**EXERCISE**
In full and without alteration, give the listing again.
>> begin
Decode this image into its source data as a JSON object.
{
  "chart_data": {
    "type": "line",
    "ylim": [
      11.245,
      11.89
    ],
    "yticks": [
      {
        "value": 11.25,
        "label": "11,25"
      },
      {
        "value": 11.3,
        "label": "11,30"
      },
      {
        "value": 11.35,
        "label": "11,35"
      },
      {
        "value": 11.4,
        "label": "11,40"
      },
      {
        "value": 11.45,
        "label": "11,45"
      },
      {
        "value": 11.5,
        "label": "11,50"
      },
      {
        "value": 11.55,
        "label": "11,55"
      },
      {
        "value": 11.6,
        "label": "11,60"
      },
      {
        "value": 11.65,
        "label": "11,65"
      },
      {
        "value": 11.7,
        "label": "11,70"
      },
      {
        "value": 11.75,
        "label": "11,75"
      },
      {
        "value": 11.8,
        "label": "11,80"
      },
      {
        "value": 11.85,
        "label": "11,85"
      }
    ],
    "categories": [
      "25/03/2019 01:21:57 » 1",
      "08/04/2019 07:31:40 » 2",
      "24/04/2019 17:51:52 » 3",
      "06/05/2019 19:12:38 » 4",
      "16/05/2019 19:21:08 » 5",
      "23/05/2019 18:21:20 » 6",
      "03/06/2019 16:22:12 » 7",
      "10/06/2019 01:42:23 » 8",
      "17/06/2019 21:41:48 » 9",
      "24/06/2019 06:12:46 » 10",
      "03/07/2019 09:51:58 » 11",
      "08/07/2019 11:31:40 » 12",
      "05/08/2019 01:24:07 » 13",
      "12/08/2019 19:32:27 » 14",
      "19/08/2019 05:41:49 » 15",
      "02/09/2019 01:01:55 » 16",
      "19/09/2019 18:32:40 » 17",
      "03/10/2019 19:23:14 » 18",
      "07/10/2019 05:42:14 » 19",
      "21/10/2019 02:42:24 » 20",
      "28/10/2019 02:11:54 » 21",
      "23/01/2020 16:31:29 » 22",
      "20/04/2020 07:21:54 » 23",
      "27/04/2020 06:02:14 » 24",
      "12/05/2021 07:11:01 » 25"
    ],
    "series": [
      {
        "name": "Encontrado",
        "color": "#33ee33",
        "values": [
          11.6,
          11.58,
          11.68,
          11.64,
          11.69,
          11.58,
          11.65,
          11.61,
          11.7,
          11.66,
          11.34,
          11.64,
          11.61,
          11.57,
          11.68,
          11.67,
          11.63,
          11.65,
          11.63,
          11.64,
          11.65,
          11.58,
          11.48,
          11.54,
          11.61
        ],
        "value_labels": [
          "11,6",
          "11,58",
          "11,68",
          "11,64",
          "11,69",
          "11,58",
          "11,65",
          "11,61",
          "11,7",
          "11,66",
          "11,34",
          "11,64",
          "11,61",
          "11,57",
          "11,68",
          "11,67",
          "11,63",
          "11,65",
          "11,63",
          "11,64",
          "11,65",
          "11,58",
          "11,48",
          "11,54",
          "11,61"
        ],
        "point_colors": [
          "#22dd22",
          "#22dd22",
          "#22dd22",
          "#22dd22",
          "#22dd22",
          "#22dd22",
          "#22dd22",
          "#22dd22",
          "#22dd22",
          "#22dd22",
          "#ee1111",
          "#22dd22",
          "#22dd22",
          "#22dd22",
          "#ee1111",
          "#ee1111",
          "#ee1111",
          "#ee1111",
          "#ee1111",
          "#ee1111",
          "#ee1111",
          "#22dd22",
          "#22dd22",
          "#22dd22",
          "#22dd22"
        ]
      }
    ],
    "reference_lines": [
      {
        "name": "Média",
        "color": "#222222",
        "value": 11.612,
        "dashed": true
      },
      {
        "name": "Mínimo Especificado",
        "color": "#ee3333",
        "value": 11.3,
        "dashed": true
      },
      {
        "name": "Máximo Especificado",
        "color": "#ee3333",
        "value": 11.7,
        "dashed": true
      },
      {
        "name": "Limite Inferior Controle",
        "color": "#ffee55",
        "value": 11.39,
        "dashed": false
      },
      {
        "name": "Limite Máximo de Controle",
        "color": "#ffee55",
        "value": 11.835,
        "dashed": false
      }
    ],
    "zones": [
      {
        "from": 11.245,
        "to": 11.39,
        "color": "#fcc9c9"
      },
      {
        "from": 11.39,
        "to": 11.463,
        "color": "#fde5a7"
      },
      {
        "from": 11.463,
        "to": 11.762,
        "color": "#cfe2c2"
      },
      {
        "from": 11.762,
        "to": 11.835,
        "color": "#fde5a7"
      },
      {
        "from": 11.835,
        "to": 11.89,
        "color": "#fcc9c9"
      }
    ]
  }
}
>> end
**WRITTEN ANSWER**
Decode this image into its source data as a JSON object.
{
  "chart_data": {
    "type": "line",
    "ylim": [
      11.245,
      11.89
    ],
    "yticks": [
      {
        "value": 11.25,
        "label": "11,25"
      },
      {
        "value": 11.3,
        "label": "11,30"
      },
      {
        "value": 11.35,
        "label": "11,35"
      },
      {
        "value": 11.4,
        "label": "11,40"
      },
      {
        "value": 11.45,
        "label": "11,45"
      },
      {
        "value": 11.5,
        "label": "11,50"
      },
      {
        "value": 11.55,
        "label": "11,55"
      },
      {
        "value": 11.6,
        "label": "11,60"
      },
      {
        "value": 11.65,
        "label": "11,65"
      },
      {
        "value": 11.7,
        "label": "11,70"
      },
      {
        "value": 11.75,
        "label": "11,75"
      },
      {
        "value": 11.8,
        "label": "11,80"
      },
      {
        "value": 11.85,
        "label": "11,85"
      }
    ],
    "categories": [
      "25/03/2019 01:21:57 » 1",
      "08/04/2019 07:31:40 » 2",
      "24/04/2019 17:51:52 » 3",
      "06/05/2019 19:12:38 » 4",
      "16/05/2019 19:21:08 » 5",
      "23/05/2019 18:21:20 » 6",
      "03/06/2019 16:22:12 » 7",
      "10/06/2019 01:42:23 » 8",
      "17/06/2019 21:41:48 » 9",
      "24/06/2019 06:12:46 » 10",
      "03/07/2019 09:51:58 » 11",
      "08/07/2019 11:31:40 » 12",
      "05/08/2019 01:24:07 » 13",
      "12/08/2019 19:32:27 » 14",
      "19/08/2019 05:41:49 » 15",
      "02/09/2019 01:01:55 » 16",
      "19/09/2019 18:32:40 » 17",
      "03/10/2019 19:23:14 » 18",
      "07/10/2019 05:42:14 » 19",
      "21/10/2019 02:42:24 » 20",
      "28/10/2019 02:11:54 » 21",
      "23/01/2020 16:31:29 » 22",
      "20/04/2020 07:21:54 » 23",
      "27/04/2020 06:02:14 » 24",
      "12/05/2021 07:11:01 » 25"
    ],
    "series": [
      {
        "name": "Encontrado",
        "color": "#33ee33",
        "values": [
          11.6,
          11.58,
          11.68,
          11.64,
          11.69,
          11.58,
          11.65,
          11.61,
          11.7,
          11.66,
          11.34,
          11.64,
          11.61,
          11.57,
          11.68,
          11.67,
          11.63,
          11.65,
          11.63,
          11.64,
          11.65,
          11.58,
          11.48,
          11.54,
          11.61
        ],
        "value_labels": [
          "11,6",
          "11,58",
          "11,68",
          "11,64",
          "11,69",
          "11,58",
          "11,65",
          "11,61",
          "11,7",
          "11,66",
          "11,34",
          "11,64",
          "11,61",
          "11,57",
          "11,68",
          "11,67",
          "11,63",
          "11,65",
          "11,63",
          "11,64",
          "11,65",
          "11,58",
          "11,48",
          "11,54",
          "11,61"
        ],
        "point_colors": [
          "#22dd22",
          "#22dd22",
          "#22dd22",
          "#22dd22",
          "#22dd22",
          "#22dd22",
          "#22dd22",
          "#22dd22",
          "#22dd22",
          "#22dd22",
          "#ee1111",
          "#22dd22",
          "#22dd22",
          "#22dd22",
          "#ee1111",
          "#ee1111",
          "#ee1111",
          "#ee1111",
          "#ee1111",
          "#ee1111",
          "#ee1111",
          "#22dd22",
          "#22dd22",
          "#22dd22",
          "#22dd22"
        ]
      }
    ],
    "reference_lines": [
      {
        "name": "Média",
        "color": "#222222",
        "value": 11.612,
        "dashed": true
      },
      {
        "name": "Mínimo Especificado",
        "color": "#ee3333",
        "value": 11.3,
        "dashed": true
      },
      {
        "name": "Máximo Especificado",
        "color": "#ee3333",
        "value": 11.7,
        "dashed": true
      },
      {
        "name": "Limite Inferior Controle",
        "color": "#ffee55",
        "value": 11.39,
        "dashed": false
      },
      {
        "name": "Limite Máximo de Controle",
        "color": "#ffee55",
        "value": 11.835,
        "dashed": false
      }
    ],
    "zones": [
      {
        "from": 11.245,
        "to": 11.39,
        "color": "#fcc9c9"
      },
      {
        "from": 11.39,
        "to": 11.463,
        "color": "#fde5a7"
      },
      {
        "from": 11.463,
        "to": 11.762,
        "color": "#cfe2c2"
      },
      {
        "from": 11.762,
        "to": 11.835,
        "color": "#fde5a7"
      },
      {
        "from": 11.835,
        "to": 11.89,
        "color": "#fcc9c9"
      }
    ]
  }
}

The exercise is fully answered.